- [PROBLEM TO SOLVE]: Restate all of the entries exactly, dropping any pictures they hold.

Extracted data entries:
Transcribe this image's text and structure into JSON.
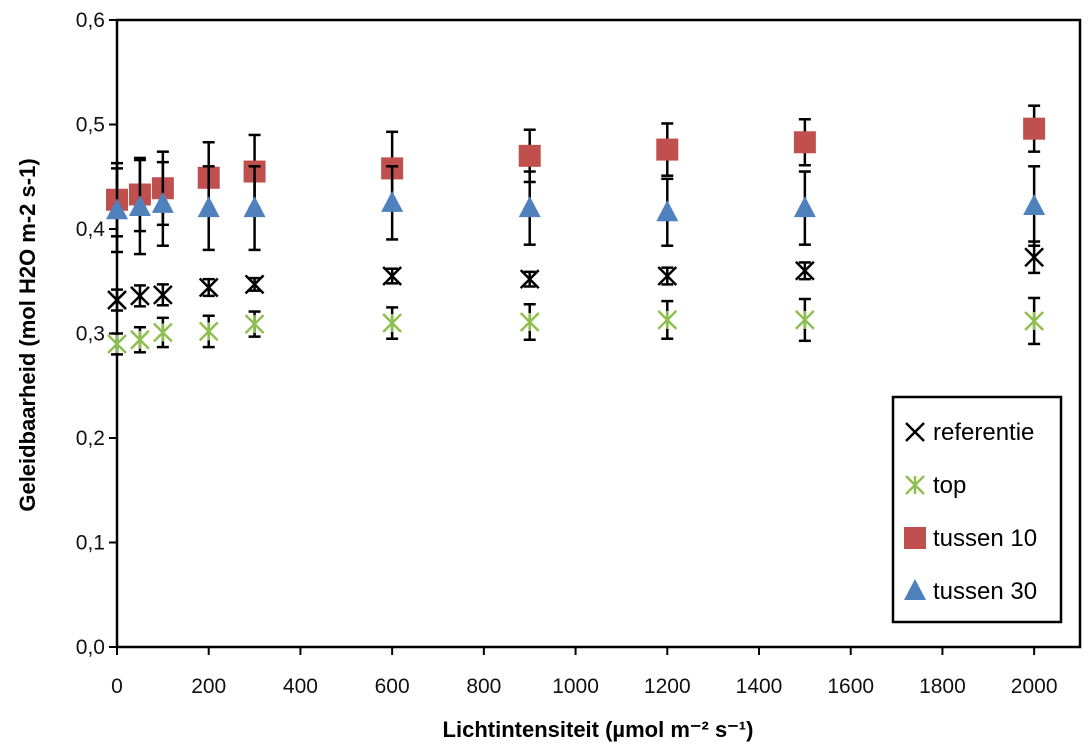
{
  "chart_data": {
    "type": "scatter",
    "xlabel": "Lichtintensiteit (µmol m⁻² s⁻¹)",
    "ylabel": "Geleidbaarheid (mol H2O  m-2 s-1)",
    "xlim": [
      0,
      2100
    ],
    "ylim": [
      0.0,
      0.6
    ],
    "x_ticks": [
      0,
      200,
      400,
      600,
      800,
      1000,
      1200,
      1400,
      1600,
      1800,
      2000
    ],
    "x_tick_labels": [
      "0",
      "200",
      "400",
      "600",
      "800",
      "1000",
      "1200",
      "1400",
      "1600",
      "1800",
      "2000"
    ],
    "y_ticks": [
      0.0,
      0.1,
      0.2,
      0.3,
      0.4,
      0.5,
      0.6
    ],
    "y_tick_labels": [
      "0,0",
      "0,1",
      "0,2",
      "0,3",
      "0,4",
      "0,5",
      "0,6"
    ],
    "legend_position": "right",
    "grid": false,
    "series": [
      {
        "name": "referentie",
        "marker": "x",
        "color": "#000000",
        "x": [
          0,
          50,
          100,
          200,
          300,
          600,
          900,
          1200,
          1500,
          2000
        ],
        "y": [
          0.332,
          0.336,
          0.337,
          0.344,
          0.347,
          0.355,
          0.352,
          0.355,
          0.36,
          0.373
        ],
        "error": [
          0.01,
          0.01,
          0.01,
          0.008,
          0.006,
          0.007,
          0.007,
          0.008,
          0.008,
          0.015
        ]
      },
      {
        "name": "top",
        "marker": "asterisk",
        "color": "#8fbf50",
        "x": [
          0,
          50,
          100,
          200,
          300,
          600,
          900,
          1200,
          1500,
          2000
        ],
        "y": [
          0.29,
          0.294,
          0.301,
          0.302,
          0.309,
          0.31,
          0.311,
          0.313,
          0.313,
          0.312
        ],
        "error": [
          0.01,
          0.012,
          0.014,
          0.015,
          0.012,
          0.015,
          0.017,
          0.018,
          0.02,
          0.022
        ]
      },
      {
        "name": "tussen 10",
        "marker": "square",
        "color": "#c0504d",
        "x": [
          0,
          50,
          100,
          200,
          300,
          600,
          900,
          1200,
          1500,
          2000
        ],
        "y": [
          0.428,
          0.433,
          0.439,
          0.449,
          0.455,
          0.458,
          0.47,
          0.476,
          0.483,
          0.496
        ],
        "error": [
          0.035,
          0.035,
          0.035,
          0.034,
          0.035,
          0.035,
          0.025,
          0.025,
          0.022,
          0.022
        ]
      },
      {
        "name": "tussen 30",
        "marker": "triangle",
        "color": "#4f81bd",
        "x": [
          0,
          50,
          100,
          200,
          300,
          600,
          900,
          1200,
          1500,
          2000
        ],
        "y": [
          0.418,
          0.421,
          0.424,
          0.42,
          0.42,
          0.425,
          0.42,
          0.416,
          0.42,
          0.422
        ],
        "error": [
          0.04,
          0.045,
          0.04,
          0.04,
          0.04,
          0.035,
          0.035,
          0.032,
          0.035,
          0.038
        ]
      }
    ]
  }
}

- [RESPONSE TO THIS TASK]:
Transcribe this image's text and structure into JSON.
{
  "chart_data": {
    "type": "scatter",
    "xlabel": "Lichtintensiteit (µmol m⁻² s⁻¹)",
    "ylabel": "Geleidbaarheid (mol H2O  m-2 s-1)",
    "xlim": [
      0,
      2100
    ],
    "ylim": [
      0.0,
      0.6
    ],
    "x_ticks": [
      0,
      200,
      400,
      600,
      800,
      1000,
      1200,
      1400,
      1600,
      1800,
      2000
    ],
    "x_tick_labels": [
      "0",
      "200",
      "400",
      "600",
      "800",
      "1000",
      "1200",
      "1400",
      "1600",
      "1800",
      "2000"
    ],
    "y_ticks": [
      0.0,
      0.1,
      0.2,
      0.3,
      0.4,
      0.5,
      0.6
    ],
    "y_tick_labels": [
      "0,0",
      "0,1",
      "0,2",
      "0,3",
      "0,4",
      "0,5",
      "0,6"
    ],
    "legend_position": "right",
    "grid": false,
    "series": [
      {
        "name": "referentie",
        "marker": "x",
        "color": "#000000",
        "x": [
          0,
          50,
          100,
          200,
          300,
          600,
          900,
          1200,
          1500,
          2000
        ],
        "y": [
          0.332,
          0.336,
          0.337,
          0.344,
          0.347,
          0.355,
          0.352,
          0.355,
          0.36,
          0.373
        ],
        "error": [
          0.01,
          0.01,
          0.01,
          0.008,
          0.006,
          0.007,
          0.007,
          0.008,
          0.008,
          0.015
        ]
      },
      {
        "name": "top",
        "marker": "asterisk",
        "color": "#8fbf50",
        "x": [
          0,
          50,
          100,
          200,
          300,
          600,
          900,
          1200,
          1500,
          2000
        ],
        "y": [
          0.29,
          0.294,
          0.301,
          0.302,
          0.309,
          0.31,
          0.311,
          0.313,
          0.313,
          0.312
        ],
        "error": [
          0.01,
          0.012,
          0.014,
          0.015,
          0.012,
          0.015,
          0.017,
          0.018,
          0.02,
          0.022
        ]
      },
      {
        "name": "tussen 10",
        "marker": "square",
        "color": "#c0504d",
        "x": [
          0,
          50,
          100,
          200,
          300,
          600,
          900,
          1200,
          1500,
          2000
        ],
        "y": [
          0.428,
          0.433,
          0.439,
          0.449,
          0.455,
          0.458,
          0.47,
          0.476,
          0.483,
          0.496
        ],
        "error": [
          0.035,
          0.035,
          0.035,
          0.034,
          0.035,
          0.035,
          0.025,
          0.025,
          0.022,
          0.022
        ]
      },
      {
        "name": "tussen 30",
        "marker": "triangle",
        "color": "#4f81bd",
        "x": [
          0,
          50,
          100,
          200,
          300,
          600,
          900,
          1200,
          1500,
          2000
        ],
        "y": [
          0.418,
          0.421,
          0.424,
          0.42,
          0.42,
          0.425,
          0.42,
          0.416,
          0.42,
          0.422
        ],
        "error": [
          0.04,
          0.045,
          0.04,
          0.04,
          0.04,
          0.035,
          0.035,
          0.032,
          0.035,
          0.038
        ]
      }
    ]
  }
}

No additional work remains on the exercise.